━━ Exercise materials

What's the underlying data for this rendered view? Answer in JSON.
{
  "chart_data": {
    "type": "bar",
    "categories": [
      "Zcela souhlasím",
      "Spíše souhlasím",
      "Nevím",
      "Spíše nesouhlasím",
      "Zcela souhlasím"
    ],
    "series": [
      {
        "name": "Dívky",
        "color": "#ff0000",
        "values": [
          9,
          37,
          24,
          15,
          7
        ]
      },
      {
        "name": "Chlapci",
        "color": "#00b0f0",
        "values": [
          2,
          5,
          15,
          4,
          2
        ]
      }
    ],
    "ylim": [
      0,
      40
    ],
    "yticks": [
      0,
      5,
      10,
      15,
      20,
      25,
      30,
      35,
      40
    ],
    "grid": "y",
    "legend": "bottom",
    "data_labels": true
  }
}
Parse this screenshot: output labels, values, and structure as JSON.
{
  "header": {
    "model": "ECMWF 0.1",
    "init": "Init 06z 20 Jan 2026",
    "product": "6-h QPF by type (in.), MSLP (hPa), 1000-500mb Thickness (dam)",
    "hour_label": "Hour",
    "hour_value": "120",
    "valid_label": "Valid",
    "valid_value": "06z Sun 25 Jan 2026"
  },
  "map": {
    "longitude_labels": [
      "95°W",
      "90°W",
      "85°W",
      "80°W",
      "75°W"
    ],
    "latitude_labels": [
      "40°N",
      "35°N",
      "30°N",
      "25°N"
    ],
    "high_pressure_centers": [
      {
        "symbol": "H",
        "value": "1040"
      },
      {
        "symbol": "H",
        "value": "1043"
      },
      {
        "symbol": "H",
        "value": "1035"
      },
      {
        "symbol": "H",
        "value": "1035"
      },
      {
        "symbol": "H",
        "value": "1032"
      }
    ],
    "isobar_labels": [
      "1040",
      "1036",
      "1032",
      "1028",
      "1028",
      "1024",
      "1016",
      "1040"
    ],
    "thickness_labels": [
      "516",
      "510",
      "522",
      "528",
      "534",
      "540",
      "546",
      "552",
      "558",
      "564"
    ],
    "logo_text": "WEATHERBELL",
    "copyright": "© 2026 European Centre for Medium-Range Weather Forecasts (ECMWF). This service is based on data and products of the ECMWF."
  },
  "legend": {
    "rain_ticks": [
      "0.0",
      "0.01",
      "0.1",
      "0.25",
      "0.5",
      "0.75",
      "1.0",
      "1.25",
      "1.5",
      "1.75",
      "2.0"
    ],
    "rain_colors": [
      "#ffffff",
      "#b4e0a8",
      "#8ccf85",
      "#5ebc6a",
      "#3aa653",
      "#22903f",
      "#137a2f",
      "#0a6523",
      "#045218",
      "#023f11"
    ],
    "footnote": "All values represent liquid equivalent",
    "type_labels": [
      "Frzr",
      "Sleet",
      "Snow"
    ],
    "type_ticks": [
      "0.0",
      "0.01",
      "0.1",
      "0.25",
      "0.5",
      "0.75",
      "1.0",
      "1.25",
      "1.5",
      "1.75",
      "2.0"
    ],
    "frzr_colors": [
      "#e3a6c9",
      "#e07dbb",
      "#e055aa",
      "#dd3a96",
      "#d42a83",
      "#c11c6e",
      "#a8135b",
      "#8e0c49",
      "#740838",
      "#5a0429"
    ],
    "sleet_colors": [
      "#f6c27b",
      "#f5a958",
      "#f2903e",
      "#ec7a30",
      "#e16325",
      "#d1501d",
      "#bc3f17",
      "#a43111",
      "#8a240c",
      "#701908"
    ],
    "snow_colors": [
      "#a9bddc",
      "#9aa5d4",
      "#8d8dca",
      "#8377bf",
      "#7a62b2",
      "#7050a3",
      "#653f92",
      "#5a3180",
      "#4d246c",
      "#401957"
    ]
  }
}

━━━━

_Task goal_: Return all of the data word for word.

_Correct output_:
What's the underlying data for this rendered view? Answer in JSON.
{
  "chart_data": {
    "type": "bar",
    "categories": [
      "Zcela souhlasím",
      "Spíše souhlasím",
      "Nevím",
      "Spíše nesouhlasím",
      "Zcela souhlasím"
    ],
    "series": [
      {
        "name": "Dívky",
        "color": "#ff0000",
        "values": [
          9,
          37,
          24,
          15,
          7
        ]
      },
      {
        "name": "Chlapci",
        "color": "#00b0f0",
        "values": [
          2,
          5,
          15,
          4,
          2
        ]
      }
    ],
    "ylim": [
      0,
      40
    ],
    "yticks": [
      0,
      5,
      10,
      15,
      20,
      25,
      30,
      35,
      40
    ],
    "grid": "y",
    "legend": "bottom",
    "data_labels": true
  }
}
Parse this screenshot: output labels, values, and structure as JSON.
{
  "header": {
    "model": "ECMWF 0.1",
    "init": "Init 06z 20 Jan 2026",
    "product": "6-h QPF by type (in.), MSLP (hPa), 1000-500mb Thickness (dam)",
    "hour_label": "Hour",
    "hour_value": "120",
    "valid_label": "Valid",
    "valid_value": "06z Sun 25 Jan 2026"
  },
  "map": {
    "longitude_labels": [
      "95°W",
      "90°W",
      "85°W",
      "80°W",
      "75°W"
    ],
    "latitude_labels": [
      "40°N",
      "35°N",
      "30°N",
      "25°N"
    ],
    "high_pressure_centers": [
      {
        "symbol": "H",
        "value": "1040"
      },
      {
        "symbol": "H",
        "value": "1043"
      },
      {
        "symbol": "H",
        "value": "1035"
      },
      {
        "symbol": "H",
        "value": "1035"
      },
      {
        "symbol": "H",
        "value": "1032"
      }
    ],
    "isobar_labels": [
      "1040",
      "1036",
      "1032",
      "1028",
      "1028",
      "1024",
      "1016",
      "1040"
    ],
    "thickness_labels": [
      "516",
      "510",
      "522",
      "528",
      "534",
      "540",
      "546",
      "552",
      "558",
      "564"
    ],
    "logo_text": "WEATHERBELL",
    "copyright": "© 2026 European Centre for Medium-Range Weather Forecasts (ECMWF). This service is based on data and products of the ECMWF."
  },
  "legend": {
    "rain_ticks": [
      "0.0",
      "0.01",
      "0.1",
      "0.25",
      "0.5",
      "0.75",
      "1.0",
      "1.25",
      "1.5",
      "1.75",
      "2.0"
    ],
    "rain_colors": [
      "#ffffff",
      "#b4e0a8",
      "#8ccf85",
      "#5ebc6a",
      "#3aa653",
      "#22903f",
      "#137a2f",
      "#0a6523",
      "#045218",
      "#023f11"
    ],
    "footnote": "All values represent liquid equivalent",
    "type_labels": [
      "Frzr",
      "Sleet",
      "Snow"
    ],
    "type_ticks": [
      "0.0",
      "0.01",
      "0.1",
      "0.25",
      "0.5",
      "0.75",
      "1.0",
      "1.25",
      "1.5",
      "1.75",
      "2.0"
    ],
    "frzr_colors": [
      "#e3a6c9",
      "#e07dbb",
      "#e055aa",
      "#dd3a96",
      "#d42a83",
      "#c11c6e",
      "#a8135b",
      "#8e0c49",
      "#740838",
      "#5a0429"
    ],
    "sleet_colors": [
      "#f6c27b",
      "#f5a958",
      "#f2903e",
      "#ec7a30",
      "#e16325",
      "#d1501d",
      "#bc3f17",
      "#a43111",
      "#8a240c",
      "#701908"
    ],
    "snow_colors": [
      "#a9bddc",
      "#9aa5d4",
      "#8d8dca",
      "#8377bf",
      "#7a62b2",
      "#7050a3",
      "#653f92",
      "#5a3180",
      "#4d246c",
      "#401957"
    ]
  }
}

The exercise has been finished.